## DOCUMENT EXTRACT

----------

Why Parallel Minion?
We recently re-wrote a Golang service in Ruby. The service worked well, but we had no one to support it since our Golang engineers left to run Golang conferences.
The first iteration in Ruby used a single thread and was about twice as slow as the Go service. The Go service was creating upwards of 30 go-routines to perform concurrent database calls, and then perform subsequent calculations with all the results.
The go service made extensive use of channels and go routines. Since our application runs on JRuby it made sense to keep this concurrency.
Several concurrency frameworks were considered:
All of the above approaches did not meet our requirement for a pragmatic solution to simple concurrency.
For significantly more complex scenarios where Software Engineers are intimately familiar with concurrency and it’s challenges the above frameworks do offer a viable solution.
To meet the pragmatic requirement we built a thin layer on top of the Thread class, called Parallel Minion. JRuby already has extensive support for thread pooling, so we did not have to write our own.

----------

## STORED ROWS
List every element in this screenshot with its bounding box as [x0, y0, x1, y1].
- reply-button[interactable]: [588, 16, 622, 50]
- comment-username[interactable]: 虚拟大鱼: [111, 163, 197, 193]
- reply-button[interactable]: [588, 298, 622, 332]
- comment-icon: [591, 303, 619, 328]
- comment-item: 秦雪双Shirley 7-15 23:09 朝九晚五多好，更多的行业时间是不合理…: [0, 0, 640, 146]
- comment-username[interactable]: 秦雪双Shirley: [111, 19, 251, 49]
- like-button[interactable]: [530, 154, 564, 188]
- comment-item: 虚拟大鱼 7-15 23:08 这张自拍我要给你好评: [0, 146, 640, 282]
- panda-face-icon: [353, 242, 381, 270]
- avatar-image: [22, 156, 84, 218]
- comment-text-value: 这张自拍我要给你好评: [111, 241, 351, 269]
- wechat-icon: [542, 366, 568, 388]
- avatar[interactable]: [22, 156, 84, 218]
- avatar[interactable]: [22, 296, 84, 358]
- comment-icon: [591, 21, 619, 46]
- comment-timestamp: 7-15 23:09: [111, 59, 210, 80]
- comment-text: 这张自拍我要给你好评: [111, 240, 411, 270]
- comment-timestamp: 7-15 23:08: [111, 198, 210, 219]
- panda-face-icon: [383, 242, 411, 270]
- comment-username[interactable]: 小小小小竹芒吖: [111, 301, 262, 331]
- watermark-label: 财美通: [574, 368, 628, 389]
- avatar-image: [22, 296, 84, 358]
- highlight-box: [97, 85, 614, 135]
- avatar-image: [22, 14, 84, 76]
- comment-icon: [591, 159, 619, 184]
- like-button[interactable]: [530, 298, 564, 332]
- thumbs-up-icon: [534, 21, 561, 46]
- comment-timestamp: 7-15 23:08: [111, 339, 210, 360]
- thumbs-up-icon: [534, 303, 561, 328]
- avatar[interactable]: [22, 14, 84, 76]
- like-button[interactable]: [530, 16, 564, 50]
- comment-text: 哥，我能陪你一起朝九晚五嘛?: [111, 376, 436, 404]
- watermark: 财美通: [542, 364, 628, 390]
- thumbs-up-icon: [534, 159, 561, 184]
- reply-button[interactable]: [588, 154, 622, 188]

----------

## REQUIRED WORK
- 1) Translate this sentence from the Parallel Minion write-up into Spanish: "JRuby already has extensive support for thread pooling, so we did not have to write our own."
- 2) Continue the Parallel Minion write-up, picking up after its last sentence.

## EXPECTED RESULTS
- 1) JRuby ya ofrece un amplio soporte para pools de hilos, así que no tuvimos que escribir el nuestro.

- 2)
In practice we have found that minions can be used by just about any Rails developer.
Parallel Minion allows you to take existing blocks of code and wrap them in a minion so that they can run asynchronously in a separate thread. The minion then passes back the result to the caller when or if requested. If any exceptions were thrown during the minion processing, it will be re-raised in the callers thread so that no additional work needs to be done when converting existing code to use minions.
minion = ParallelMinion::Minion.new(10.days.ago, description: 'Doing something else in parallel', timeout: 1000) do |date|
MyTable.where('created_at <= ?', date).count
end
# Do other work here...
# Retrieve the result of the minion
count = minion.result
puts "Found #{count} records"
After changing the Ruby replacement to use minions to break out many different code blocks to run concurrently from a single method, it ended up running faster than the equivalent Go service. We are not sure why it ran faster other than by using Parallel Minion it gave us greater visibility through its built-in logging to make re-organizing blocks of code for greatest efficiency very straight forward.
The processing time is significantly reduced since the various blocks within the code can be run at the same time. No understanding of channels, go-routines, inter-thread communication, or even threads is required to use minions.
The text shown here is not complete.